- **TASK OBJECTIVE**: Using the entries that follow, collect the lines where the word "this" appears.
[Begin DATA FOR THE TASK]
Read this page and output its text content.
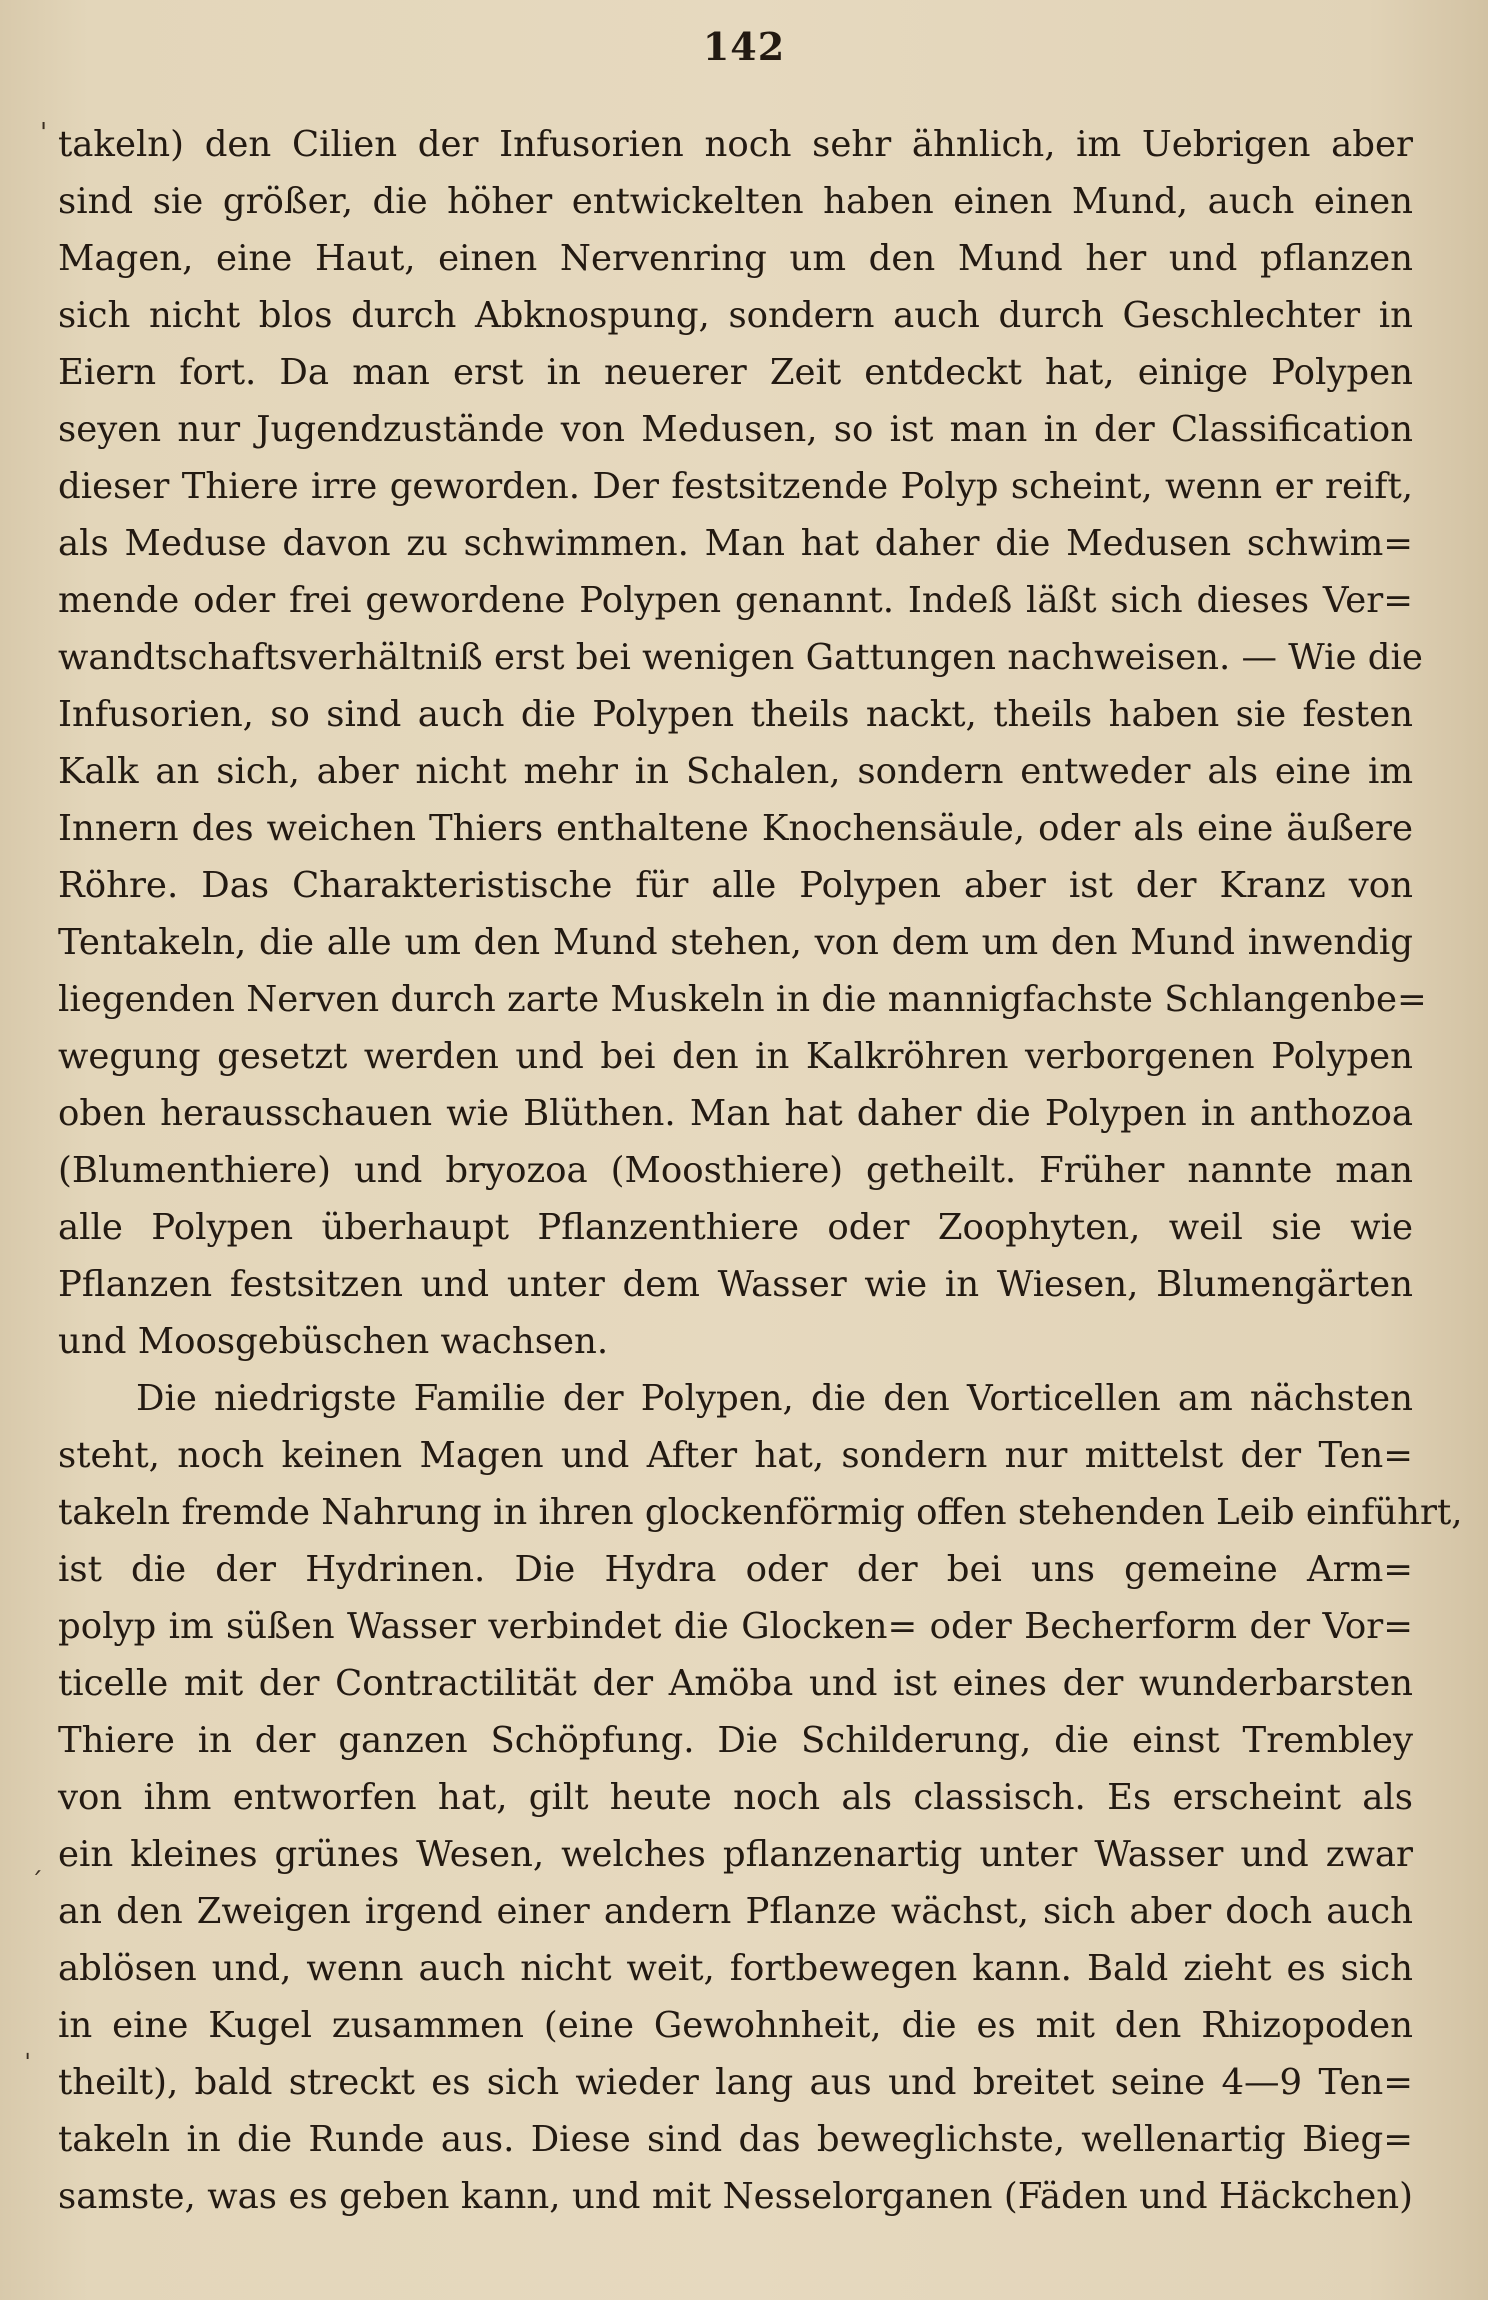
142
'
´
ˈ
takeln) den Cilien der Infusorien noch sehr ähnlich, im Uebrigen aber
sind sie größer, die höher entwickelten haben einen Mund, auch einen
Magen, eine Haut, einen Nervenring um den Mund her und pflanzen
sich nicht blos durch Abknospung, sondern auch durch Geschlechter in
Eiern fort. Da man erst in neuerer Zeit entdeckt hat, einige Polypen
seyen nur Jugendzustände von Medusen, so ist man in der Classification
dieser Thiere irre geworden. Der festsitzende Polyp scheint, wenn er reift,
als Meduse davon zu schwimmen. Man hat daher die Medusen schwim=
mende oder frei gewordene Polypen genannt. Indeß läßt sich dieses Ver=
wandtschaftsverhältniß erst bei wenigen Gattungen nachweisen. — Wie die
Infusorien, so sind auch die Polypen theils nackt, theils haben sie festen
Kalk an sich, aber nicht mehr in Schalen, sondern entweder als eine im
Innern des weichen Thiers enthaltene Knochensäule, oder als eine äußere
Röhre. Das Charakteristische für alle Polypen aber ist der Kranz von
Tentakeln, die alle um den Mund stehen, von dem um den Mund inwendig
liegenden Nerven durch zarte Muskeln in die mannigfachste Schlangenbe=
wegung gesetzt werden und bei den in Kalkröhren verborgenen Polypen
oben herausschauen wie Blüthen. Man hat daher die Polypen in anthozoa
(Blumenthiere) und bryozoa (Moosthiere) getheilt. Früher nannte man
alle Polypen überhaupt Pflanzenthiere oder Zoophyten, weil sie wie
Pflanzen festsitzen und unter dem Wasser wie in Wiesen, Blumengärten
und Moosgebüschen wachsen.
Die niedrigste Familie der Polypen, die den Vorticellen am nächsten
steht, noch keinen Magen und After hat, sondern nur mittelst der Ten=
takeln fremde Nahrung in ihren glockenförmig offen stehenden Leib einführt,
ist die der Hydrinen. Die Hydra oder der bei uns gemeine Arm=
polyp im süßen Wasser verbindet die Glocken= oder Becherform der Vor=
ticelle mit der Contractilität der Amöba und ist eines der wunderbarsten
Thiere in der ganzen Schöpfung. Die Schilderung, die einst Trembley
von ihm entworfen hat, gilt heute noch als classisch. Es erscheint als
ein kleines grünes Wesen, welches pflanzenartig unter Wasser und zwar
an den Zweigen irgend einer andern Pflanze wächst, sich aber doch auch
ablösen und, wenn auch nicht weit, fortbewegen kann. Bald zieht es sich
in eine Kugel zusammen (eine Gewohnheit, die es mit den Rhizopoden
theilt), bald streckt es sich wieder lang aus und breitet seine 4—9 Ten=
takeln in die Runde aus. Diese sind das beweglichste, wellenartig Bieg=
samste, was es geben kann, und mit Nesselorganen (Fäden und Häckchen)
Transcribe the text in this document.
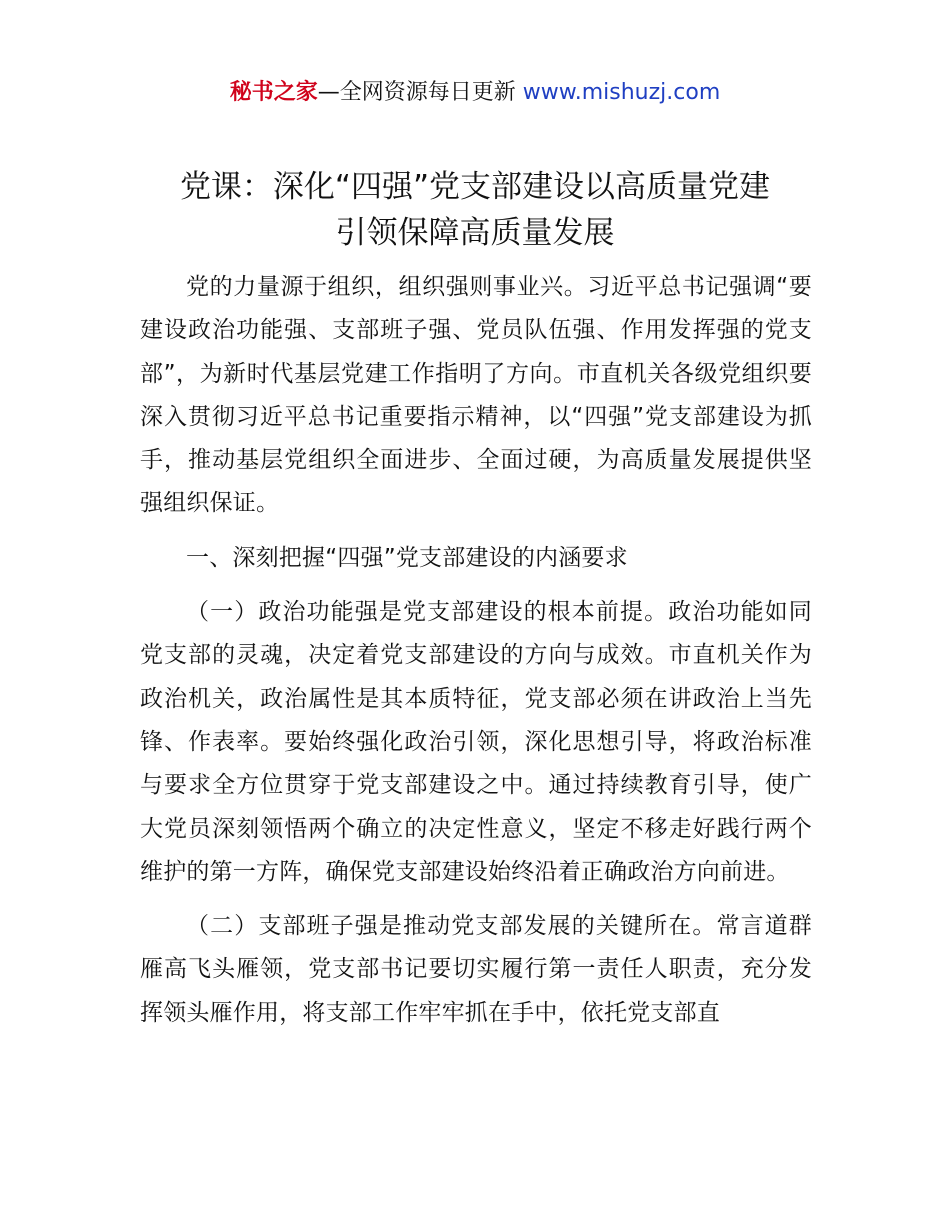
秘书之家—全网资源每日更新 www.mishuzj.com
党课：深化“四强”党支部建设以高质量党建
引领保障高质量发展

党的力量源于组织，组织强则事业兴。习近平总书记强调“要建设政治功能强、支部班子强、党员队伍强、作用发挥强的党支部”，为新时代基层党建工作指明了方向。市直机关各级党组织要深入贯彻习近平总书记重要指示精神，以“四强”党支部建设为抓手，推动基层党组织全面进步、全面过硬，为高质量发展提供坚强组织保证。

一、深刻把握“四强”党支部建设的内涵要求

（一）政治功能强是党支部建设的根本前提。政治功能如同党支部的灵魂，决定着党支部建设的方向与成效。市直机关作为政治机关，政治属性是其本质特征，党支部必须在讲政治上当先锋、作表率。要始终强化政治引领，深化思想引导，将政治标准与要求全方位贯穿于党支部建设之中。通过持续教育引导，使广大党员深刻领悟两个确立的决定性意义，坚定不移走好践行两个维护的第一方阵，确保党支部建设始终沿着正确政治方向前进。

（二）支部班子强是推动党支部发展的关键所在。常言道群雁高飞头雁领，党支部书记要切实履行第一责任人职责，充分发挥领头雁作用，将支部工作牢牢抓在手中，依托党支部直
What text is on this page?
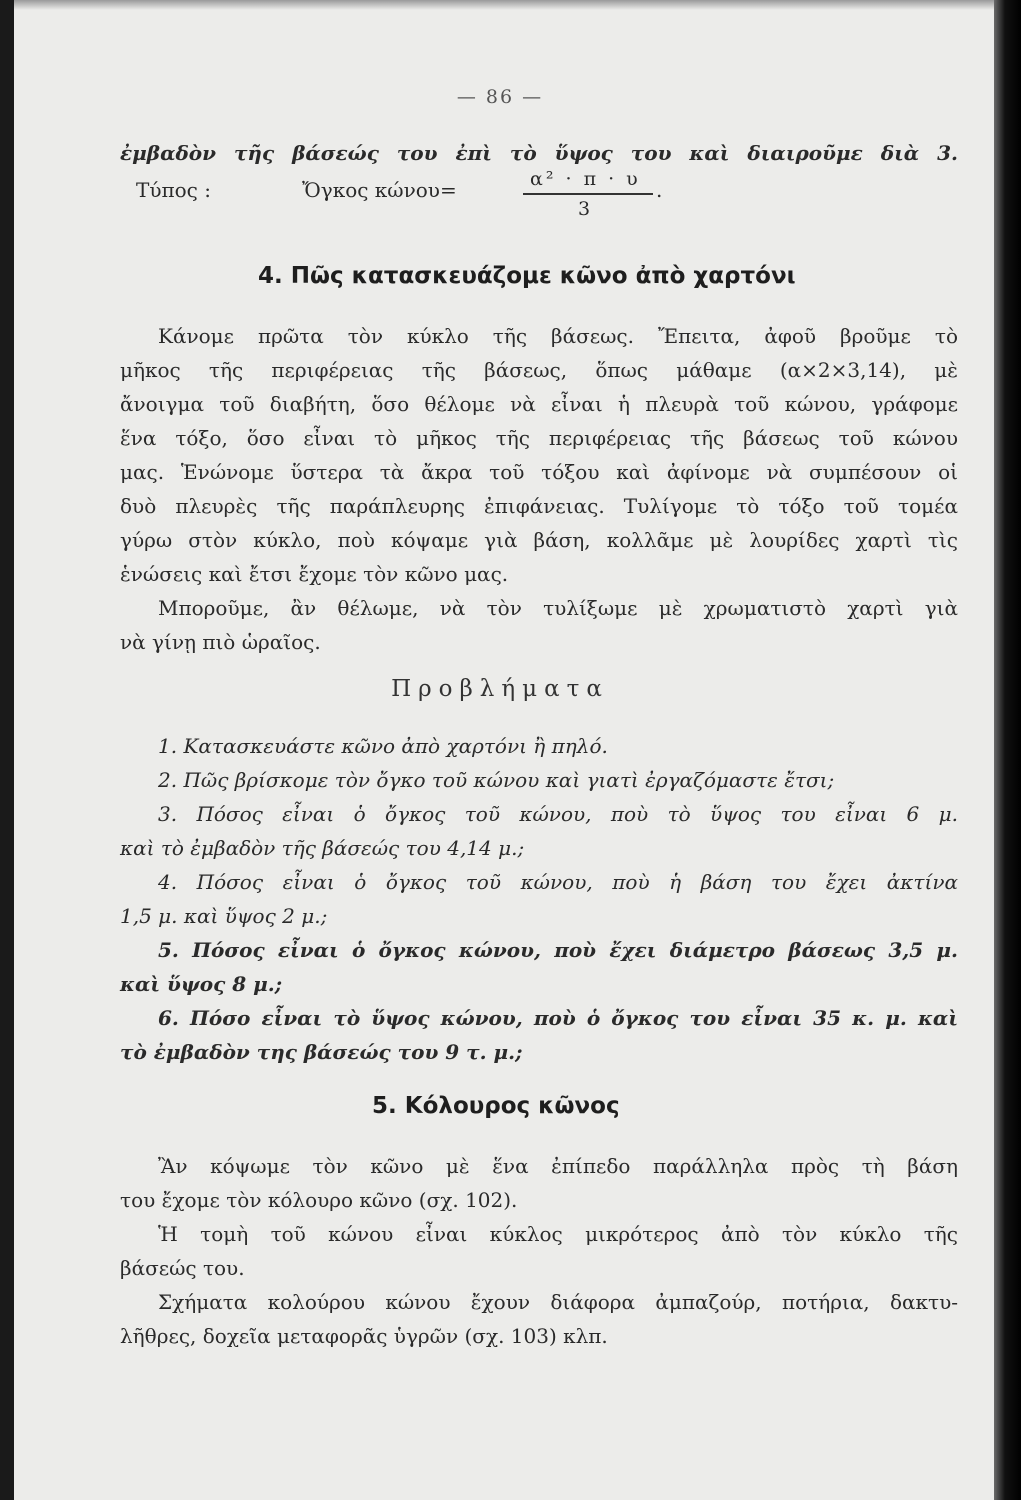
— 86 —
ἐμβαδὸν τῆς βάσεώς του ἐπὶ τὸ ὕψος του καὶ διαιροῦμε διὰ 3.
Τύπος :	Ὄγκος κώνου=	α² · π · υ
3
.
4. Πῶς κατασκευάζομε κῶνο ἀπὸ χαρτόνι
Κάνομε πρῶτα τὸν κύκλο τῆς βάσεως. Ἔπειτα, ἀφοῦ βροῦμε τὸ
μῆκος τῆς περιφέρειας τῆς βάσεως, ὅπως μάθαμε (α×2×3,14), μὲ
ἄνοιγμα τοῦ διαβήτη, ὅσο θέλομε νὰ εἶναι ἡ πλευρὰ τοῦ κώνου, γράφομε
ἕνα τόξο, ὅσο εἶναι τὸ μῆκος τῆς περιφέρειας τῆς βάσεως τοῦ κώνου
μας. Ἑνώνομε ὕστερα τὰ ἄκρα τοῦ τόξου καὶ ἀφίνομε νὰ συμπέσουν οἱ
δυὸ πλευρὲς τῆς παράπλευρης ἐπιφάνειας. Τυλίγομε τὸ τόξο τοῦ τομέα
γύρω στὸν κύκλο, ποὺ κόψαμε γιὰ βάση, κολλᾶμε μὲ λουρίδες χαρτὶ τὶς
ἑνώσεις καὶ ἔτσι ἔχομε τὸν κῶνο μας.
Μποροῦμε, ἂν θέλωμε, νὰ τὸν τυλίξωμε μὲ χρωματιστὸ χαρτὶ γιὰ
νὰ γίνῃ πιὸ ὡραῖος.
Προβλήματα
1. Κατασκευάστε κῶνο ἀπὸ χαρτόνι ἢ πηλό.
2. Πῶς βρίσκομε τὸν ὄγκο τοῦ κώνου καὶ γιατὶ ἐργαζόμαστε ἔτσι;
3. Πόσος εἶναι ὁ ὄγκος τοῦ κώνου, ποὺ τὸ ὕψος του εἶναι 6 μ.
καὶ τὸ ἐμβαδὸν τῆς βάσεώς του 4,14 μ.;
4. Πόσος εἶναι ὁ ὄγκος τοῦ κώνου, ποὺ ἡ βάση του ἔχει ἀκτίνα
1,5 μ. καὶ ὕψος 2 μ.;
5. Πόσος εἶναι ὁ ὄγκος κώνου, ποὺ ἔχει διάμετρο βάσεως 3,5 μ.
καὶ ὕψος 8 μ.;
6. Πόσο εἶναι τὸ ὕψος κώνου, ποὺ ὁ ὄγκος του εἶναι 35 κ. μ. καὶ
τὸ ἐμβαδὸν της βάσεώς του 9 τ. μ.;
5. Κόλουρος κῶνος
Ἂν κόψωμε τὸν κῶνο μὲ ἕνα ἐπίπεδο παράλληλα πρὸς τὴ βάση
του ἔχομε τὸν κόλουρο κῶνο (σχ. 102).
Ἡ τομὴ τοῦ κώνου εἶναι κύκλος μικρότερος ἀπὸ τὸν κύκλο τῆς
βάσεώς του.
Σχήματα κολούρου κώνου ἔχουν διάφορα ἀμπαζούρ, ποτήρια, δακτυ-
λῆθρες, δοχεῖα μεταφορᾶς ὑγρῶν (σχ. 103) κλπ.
[End DATA FOR THE TASK]
- **THE ANSWER**:
Read this page and output its text content.
Transcribe the text in this document.
What text is on this page?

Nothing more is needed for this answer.